# Supplied records
⁂

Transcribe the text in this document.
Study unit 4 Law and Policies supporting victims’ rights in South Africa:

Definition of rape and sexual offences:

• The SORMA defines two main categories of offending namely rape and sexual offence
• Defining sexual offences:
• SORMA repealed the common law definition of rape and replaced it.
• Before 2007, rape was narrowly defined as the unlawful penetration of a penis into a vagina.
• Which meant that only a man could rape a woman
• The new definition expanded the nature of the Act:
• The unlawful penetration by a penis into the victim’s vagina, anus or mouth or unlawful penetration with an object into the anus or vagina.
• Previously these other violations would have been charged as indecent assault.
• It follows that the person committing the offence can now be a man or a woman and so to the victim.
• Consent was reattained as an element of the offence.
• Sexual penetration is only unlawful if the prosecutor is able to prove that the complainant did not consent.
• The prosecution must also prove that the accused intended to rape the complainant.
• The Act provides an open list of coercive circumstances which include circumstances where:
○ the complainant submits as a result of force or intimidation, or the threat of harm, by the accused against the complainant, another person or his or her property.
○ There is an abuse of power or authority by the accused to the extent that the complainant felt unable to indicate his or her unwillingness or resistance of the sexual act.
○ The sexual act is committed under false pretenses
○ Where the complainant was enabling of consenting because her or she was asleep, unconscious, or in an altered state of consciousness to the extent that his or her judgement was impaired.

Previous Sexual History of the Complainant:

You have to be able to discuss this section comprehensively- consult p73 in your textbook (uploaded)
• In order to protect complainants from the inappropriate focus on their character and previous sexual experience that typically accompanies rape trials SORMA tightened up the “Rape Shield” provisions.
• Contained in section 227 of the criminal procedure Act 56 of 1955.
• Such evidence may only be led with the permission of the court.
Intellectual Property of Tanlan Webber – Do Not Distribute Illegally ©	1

⁂

# Direction
Determine how many lines of the material include the string "have". Output only that count.

# Problem solution
2